*Given request:* The records are to be restated in their entirety, word for word.

===== Records for processing =====

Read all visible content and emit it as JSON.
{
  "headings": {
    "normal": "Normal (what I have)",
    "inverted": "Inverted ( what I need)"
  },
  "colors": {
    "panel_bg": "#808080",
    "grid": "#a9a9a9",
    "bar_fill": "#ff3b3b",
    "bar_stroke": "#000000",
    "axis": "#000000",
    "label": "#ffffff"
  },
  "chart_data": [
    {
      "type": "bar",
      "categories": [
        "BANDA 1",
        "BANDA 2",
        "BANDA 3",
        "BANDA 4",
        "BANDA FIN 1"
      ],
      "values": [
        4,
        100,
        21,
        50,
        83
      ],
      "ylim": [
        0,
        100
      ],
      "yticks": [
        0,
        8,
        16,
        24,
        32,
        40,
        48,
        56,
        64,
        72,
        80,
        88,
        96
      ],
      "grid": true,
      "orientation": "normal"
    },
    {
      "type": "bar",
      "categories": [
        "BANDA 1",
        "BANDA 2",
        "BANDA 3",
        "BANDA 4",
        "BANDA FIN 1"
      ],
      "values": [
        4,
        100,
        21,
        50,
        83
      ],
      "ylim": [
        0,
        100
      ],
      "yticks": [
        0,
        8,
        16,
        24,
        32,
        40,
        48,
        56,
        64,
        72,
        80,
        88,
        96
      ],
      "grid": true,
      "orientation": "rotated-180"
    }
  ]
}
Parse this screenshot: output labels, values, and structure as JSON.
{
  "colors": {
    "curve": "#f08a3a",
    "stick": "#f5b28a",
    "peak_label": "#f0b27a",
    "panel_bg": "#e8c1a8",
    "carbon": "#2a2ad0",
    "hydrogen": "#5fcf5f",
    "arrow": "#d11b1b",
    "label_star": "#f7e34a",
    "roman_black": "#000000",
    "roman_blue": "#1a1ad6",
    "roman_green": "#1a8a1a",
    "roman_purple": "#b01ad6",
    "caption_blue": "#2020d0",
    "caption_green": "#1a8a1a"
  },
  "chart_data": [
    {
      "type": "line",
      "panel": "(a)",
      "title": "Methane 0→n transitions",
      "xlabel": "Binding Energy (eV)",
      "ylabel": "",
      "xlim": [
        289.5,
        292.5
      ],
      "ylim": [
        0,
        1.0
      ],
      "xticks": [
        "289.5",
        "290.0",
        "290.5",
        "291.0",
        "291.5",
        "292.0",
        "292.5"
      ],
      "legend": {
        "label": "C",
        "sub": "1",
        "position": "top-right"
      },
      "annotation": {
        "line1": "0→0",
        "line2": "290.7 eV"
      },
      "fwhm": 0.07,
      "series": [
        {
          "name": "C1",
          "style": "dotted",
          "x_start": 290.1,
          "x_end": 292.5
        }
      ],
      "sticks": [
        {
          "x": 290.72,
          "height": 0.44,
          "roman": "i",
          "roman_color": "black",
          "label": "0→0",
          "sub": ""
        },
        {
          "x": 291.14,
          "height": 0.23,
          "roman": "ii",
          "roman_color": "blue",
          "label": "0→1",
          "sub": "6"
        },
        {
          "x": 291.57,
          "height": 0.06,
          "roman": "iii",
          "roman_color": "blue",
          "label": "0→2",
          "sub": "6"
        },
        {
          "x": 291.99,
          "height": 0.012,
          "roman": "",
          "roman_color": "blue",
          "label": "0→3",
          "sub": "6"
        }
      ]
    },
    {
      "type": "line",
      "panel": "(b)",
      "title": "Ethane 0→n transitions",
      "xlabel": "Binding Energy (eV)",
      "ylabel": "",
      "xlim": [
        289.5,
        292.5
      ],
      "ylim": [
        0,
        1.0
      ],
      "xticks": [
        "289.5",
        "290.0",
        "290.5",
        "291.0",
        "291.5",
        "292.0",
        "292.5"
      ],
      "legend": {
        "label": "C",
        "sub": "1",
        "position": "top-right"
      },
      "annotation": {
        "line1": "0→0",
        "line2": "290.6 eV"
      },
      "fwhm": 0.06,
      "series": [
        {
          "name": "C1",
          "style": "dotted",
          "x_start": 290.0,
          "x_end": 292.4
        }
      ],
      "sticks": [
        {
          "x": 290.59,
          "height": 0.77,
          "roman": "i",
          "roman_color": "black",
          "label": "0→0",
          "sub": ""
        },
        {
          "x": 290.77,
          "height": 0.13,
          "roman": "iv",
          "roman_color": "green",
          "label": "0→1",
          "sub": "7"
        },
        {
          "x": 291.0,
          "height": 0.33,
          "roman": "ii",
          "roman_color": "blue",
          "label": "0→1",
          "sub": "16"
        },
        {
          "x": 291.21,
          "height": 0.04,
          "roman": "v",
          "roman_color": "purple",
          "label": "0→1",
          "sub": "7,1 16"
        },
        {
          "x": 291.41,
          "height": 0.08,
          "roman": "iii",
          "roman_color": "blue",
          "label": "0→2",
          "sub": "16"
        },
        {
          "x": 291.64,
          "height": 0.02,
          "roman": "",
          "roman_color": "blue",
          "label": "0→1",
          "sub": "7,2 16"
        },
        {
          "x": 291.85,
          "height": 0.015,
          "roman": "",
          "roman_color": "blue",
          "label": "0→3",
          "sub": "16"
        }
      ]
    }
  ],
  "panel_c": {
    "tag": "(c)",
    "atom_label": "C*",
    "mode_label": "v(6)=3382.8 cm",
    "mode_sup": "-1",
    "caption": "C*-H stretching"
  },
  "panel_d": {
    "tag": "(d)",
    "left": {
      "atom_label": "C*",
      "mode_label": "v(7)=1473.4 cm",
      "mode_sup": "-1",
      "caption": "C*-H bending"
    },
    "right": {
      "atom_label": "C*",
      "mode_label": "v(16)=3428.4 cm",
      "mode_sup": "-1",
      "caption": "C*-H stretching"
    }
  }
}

=====

*Complete answer:*
Read all visible content and emit it as JSON.
{
  "headings": {
    "normal": "Normal (what I have)",
    "inverted": "Inverted ( what I need)"
  },
  "colors": {
    "panel_bg": "#808080",
    "grid": "#a9a9a9",
    "bar_fill": "#ff3b3b",
    "bar_stroke": "#000000",
    "axis": "#000000",
    "label": "#ffffff"
  },
  "chart_data": [
    {
      "type": "bar",
      "categories": [
        "BANDA 1",
        "BANDA 2",
        "BANDA 3",
        "BANDA 4",
        "BANDA FIN 1"
      ],
      "values": [
        4,
        100,
        21,
        50,
        83
      ],
      "ylim": [
        0,
        100
      ],
      "yticks": [
        0,
        8,
        16,
        24,
        32,
        40,
        48,
        56,
        64,
        72,
        80,
        88,
        96
      ],
      "grid": true,
      "orientation": "normal"
    },
    {
      "type": "bar",
      "categories": [
        "BANDA 1",
        "BANDA 2",
        "BANDA 3",
        "BANDA 4",
        "BANDA FIN 1"
      ],
      "values": [
        4,
        100,
        21,
        50,
        83
      ],
      "ylim": [
        0,
        100
      ],
      "yticks": [
        0,
        8,
        16,
        24,
        32,
        40,
        48,
        56,
        64,
        72,
        80,
        88,
        96
      ],
      "grid": true,
      "orientation": "rotated-180"
    }
  ]
}
Parse this screenshot: output labels, values, and structure as JSON.
{
  "colors": {
    "curve": "#f08a3a",
    "stick": "#f5b28a",
    "peak_label": "#f0b27a",
    "panel_bg": "#e8c1a8",
    "carbon": "#2a2ad0",
    "hydrogen": "#5fcf5f",
    "arrow": "#d11b1b",
    "label_star": "#f7e34a",
    "roman_black": "#000000",
    "roman_blue": "#1a1ad6",
    "roman_green": "#1a8a1a",
    "roman_purple": "#b01ad6",
    "caption_blue": "#2020d0",
    "caption_green": "#1a8a1a"
  },
  "chart_data": [
    {
      "type": "line",
      "panel": "(a)",
      "title": "Methane 0→n transitions",
      "xlabel": "Binding Energy (eV)",
      "ylabel": "",
      "xlim": [
        289.5,
        292.5
      ],
      "ylim": [
        0,
        1.0
      ],
      "xticks": [
        "289.5",
        "290.0",
        "290.5",
        "291.0",
        "291.5",
        "292.0",
        "292.5"
      ],
      "legend": {
        "label": "C",
        "sub": "1",
        "position": "top-right"
      },
      "annotation": {
        "line1": "0→0",
        "line2": "290.7 eV"
      },
      "fwhm": 0.07,
      "series": [
        {
          "name": "C1",
          "style": "dotted",
          "x_start": 290.1,
          "x_end": 292.5
        }
      ],
      "sticks": [
        {
          "x": 290.72,
          "height": 0.44,
          "roman": "i",
          "roman_color": "black",
          "label": "0→0",
          "sub": ""
        },
        {
          "x": 291.14,
          "height": 0.23,
          "roman": "ii",
          "roman_color": "blue",
          "label": "0→1",
          "sub": "6"
        },
        {
          "x": 291.57,
          "height": 0.06,
          "roman": "iii",
          "roman_color": "blue",
          "label": "0→2",
          "sub": "6"
        },
        {
          "x": 291.99,
          "height": 0.012,
          "roman": "",
          "roman_color": "blue",
          "label": "0→3",
          "sub": "6"
        }
      ]
    },
    {
      "type": "line",
      "panel": "(b)",
      "title": "Ethane 0→n transitions",
      "xlabel": "Binding Energy (eV)",
      "ylabel": "",
      "xlim": [
        289.5,
        292.5
      ],
      "ylim": [
        0,
        1.0
      ],
      "xticks": [
        "289.5",
        "290.0",
        "290.5",
        "291.0",
        "291.5",
        "292.0",
        "292.5"
      ],
      "legend": {
        "label": "C",
        "sub": "1",
        "position": "top-right"
      },
      "annotation": {
        "line1": "0→0",
        "line2": "290.6 eV"
      },
      "fwhm": 0.06,
      "series": [
        {
          "name": "C1",
          "style": "dotted",
          "x_start": 290.0,
          "x_end": 292.4
        }
      ],
      "sticks": [
        {
          "x": 290.59,
          "height": 0.77,
          "roman": "i",
          "roman_color": "black",
          "label": "0→0",
          "sub": ""
        },
        {
          "x": 290.77,
          "height": 0.13,
          "roman": "iv",
          "roman_color": "green",
          "label": "0→1",
          "sub": "7"
        },
        {
          "x": 291.0,
          "height": 0.33,
          "roman": "ii",
          "roman_color": "blue",
          "label": "0→1",
          "sub": "16"
        },
        {
          "x": 291.21,
          "height": 0.04,
          "roman": "v",
          "roman_color": "purple",
          "label": "0→1",
          "sub": "7,1 16"
        },
        {
          "x": 291.41,
          "height": 0.08,
          "roman": "iii",
          "roman_color": "blue",
          "label": "0→2",
          "sub": "16"
        },
        {
          "x": 291.64,
          "height": 0.02,
          "roman": "",
          "roman_color": "blue",
          "label": "0→1",
          "sub": "7,2 16"
        },
        {
          "x": 291.85,
          "height": 0.015,
          "roman": "",
          "roman_color": "blue",
          "label": "0→3",
          "sub": "16"
        }
      ]
    }
  ],
  "panel_c": {
    "tag": "(c)",
    "atom_label": "C*",
    "mode_label": "v(6)=3382.8 cm",
    "mode_sup": "-1",
    "caption": "C*-H stretching"
  },
  "panel_d": {
    "tag": "(d)",
    "left": {
      "atom_label": "C*",
      "mode_label": "v(7)=1473.4 cm",
      "mode_sup": "-1",
      "caption": "C*-H bending"
    },
    "right": {
      "atom_label": "C*",
      "mode_label": "v(16)=3428.4 cm",
      "mode_sup": "-1",
      "caption": "C*-H stretching"
    }
  }
}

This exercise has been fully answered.